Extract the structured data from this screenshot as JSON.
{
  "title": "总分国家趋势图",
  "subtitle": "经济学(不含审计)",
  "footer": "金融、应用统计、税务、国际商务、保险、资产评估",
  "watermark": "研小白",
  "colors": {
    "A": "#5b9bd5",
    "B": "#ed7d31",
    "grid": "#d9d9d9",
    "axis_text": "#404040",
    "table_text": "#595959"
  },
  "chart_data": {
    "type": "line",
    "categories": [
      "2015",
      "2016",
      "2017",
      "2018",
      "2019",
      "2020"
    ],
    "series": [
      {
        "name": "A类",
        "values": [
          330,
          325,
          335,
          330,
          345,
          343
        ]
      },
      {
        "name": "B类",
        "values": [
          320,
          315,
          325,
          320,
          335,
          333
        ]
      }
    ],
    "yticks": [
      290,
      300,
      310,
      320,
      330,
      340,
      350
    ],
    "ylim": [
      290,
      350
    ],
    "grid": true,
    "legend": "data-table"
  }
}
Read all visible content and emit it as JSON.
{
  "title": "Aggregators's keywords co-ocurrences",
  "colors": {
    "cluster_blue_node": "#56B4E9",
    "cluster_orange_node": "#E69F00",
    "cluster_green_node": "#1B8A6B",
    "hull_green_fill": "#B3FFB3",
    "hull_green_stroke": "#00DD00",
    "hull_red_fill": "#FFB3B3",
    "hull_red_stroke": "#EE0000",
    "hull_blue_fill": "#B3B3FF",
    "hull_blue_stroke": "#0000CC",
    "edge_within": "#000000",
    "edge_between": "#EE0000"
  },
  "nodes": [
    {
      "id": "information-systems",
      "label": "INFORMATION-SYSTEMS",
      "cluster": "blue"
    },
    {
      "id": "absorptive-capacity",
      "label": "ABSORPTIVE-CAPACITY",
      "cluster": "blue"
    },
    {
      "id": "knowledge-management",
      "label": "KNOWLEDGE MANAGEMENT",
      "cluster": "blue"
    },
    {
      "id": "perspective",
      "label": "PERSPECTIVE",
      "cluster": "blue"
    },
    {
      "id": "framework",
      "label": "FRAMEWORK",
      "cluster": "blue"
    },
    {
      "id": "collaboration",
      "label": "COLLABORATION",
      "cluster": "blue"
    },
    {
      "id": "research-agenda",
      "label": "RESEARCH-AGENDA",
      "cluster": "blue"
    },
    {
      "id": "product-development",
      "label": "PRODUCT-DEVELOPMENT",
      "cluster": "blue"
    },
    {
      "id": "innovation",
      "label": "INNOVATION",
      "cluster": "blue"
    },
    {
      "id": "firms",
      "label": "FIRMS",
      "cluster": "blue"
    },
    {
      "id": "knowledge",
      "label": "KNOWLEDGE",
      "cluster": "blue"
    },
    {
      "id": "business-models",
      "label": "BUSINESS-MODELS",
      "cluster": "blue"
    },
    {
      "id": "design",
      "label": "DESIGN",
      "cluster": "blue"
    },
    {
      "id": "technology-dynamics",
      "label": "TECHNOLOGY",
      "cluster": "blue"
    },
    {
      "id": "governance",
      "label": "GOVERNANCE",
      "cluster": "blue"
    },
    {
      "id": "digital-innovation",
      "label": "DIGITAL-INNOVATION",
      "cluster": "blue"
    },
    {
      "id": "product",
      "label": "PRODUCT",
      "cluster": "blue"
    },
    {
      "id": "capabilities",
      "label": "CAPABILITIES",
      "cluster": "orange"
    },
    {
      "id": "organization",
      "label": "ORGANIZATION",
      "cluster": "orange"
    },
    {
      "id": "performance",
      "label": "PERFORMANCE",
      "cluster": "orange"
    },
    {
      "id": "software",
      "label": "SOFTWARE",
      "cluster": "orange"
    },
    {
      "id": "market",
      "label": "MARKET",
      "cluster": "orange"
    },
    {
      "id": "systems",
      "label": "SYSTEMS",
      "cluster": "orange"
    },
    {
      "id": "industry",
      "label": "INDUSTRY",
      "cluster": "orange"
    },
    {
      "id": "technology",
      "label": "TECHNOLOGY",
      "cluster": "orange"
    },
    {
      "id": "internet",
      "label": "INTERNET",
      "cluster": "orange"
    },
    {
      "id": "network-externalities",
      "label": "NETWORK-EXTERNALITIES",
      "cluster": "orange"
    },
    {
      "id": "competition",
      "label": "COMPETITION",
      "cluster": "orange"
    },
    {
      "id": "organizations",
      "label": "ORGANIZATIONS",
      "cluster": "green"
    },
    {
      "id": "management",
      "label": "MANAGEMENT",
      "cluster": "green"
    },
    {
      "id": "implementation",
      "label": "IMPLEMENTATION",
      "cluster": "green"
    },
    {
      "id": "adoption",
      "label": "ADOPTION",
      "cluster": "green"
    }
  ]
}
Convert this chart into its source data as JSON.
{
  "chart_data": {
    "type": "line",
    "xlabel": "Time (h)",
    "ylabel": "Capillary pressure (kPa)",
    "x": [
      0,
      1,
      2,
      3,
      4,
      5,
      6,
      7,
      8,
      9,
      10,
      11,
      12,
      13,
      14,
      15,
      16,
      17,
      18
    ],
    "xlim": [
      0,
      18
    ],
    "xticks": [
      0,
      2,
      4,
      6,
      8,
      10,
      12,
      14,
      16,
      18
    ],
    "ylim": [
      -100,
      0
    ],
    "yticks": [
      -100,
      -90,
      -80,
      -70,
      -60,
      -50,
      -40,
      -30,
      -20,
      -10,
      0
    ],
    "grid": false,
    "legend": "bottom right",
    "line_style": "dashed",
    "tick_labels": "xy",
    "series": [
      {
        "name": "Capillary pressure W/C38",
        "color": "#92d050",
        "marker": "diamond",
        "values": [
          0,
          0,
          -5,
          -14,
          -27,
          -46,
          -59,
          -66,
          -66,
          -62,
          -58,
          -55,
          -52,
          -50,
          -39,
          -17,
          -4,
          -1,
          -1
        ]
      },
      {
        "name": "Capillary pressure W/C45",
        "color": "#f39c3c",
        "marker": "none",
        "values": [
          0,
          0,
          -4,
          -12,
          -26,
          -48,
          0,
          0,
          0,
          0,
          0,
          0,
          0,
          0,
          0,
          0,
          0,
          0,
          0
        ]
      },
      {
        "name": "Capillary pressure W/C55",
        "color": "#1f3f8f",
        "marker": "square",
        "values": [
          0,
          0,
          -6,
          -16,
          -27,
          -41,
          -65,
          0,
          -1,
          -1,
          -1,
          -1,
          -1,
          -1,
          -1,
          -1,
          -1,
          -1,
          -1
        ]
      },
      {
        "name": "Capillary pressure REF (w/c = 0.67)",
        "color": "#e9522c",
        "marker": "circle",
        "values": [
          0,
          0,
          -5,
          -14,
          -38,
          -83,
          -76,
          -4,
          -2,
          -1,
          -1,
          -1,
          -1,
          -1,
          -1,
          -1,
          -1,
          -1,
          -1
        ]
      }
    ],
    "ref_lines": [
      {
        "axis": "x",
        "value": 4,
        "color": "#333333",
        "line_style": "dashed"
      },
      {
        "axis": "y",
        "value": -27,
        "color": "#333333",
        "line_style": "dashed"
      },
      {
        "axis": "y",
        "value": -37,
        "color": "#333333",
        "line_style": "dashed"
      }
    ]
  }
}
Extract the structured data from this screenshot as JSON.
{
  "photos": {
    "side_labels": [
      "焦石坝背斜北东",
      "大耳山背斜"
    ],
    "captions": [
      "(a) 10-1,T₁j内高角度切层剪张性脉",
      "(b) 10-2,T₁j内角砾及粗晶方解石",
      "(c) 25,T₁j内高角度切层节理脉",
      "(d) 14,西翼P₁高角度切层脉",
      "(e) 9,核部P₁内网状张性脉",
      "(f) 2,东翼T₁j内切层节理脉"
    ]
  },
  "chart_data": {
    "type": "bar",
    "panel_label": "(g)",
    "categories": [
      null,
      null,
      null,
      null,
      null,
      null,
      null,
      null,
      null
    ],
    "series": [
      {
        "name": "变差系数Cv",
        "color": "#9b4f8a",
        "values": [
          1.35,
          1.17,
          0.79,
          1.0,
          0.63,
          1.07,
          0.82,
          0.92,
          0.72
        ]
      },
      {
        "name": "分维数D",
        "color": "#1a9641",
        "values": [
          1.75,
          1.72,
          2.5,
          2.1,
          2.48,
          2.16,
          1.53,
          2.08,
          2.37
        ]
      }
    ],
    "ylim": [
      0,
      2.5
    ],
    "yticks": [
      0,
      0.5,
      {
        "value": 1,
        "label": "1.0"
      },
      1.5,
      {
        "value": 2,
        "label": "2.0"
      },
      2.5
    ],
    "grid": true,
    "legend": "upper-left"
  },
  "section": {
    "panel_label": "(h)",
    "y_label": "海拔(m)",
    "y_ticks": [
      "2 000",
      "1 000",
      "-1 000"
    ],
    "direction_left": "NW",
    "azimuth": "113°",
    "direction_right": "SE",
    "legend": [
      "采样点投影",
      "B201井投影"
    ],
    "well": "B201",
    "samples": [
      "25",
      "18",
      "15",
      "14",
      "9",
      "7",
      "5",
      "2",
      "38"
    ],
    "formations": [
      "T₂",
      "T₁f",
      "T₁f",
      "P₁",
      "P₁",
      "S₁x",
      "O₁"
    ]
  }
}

++++++

**Exercise description:** Go through the records above and copy every line with the word "name".

**Result:**
        "name": "A类",
        "name": "B类",
        "name": "Capillary pressure W/C38",
        "name": "Capillary pressure W/C45",
        "name": "Capillary pressure W/C55",
        "name": "Capillary pressure REF (w/c = 0.67)",
        "name": "变差系数Cv",
        "name": "分维数D",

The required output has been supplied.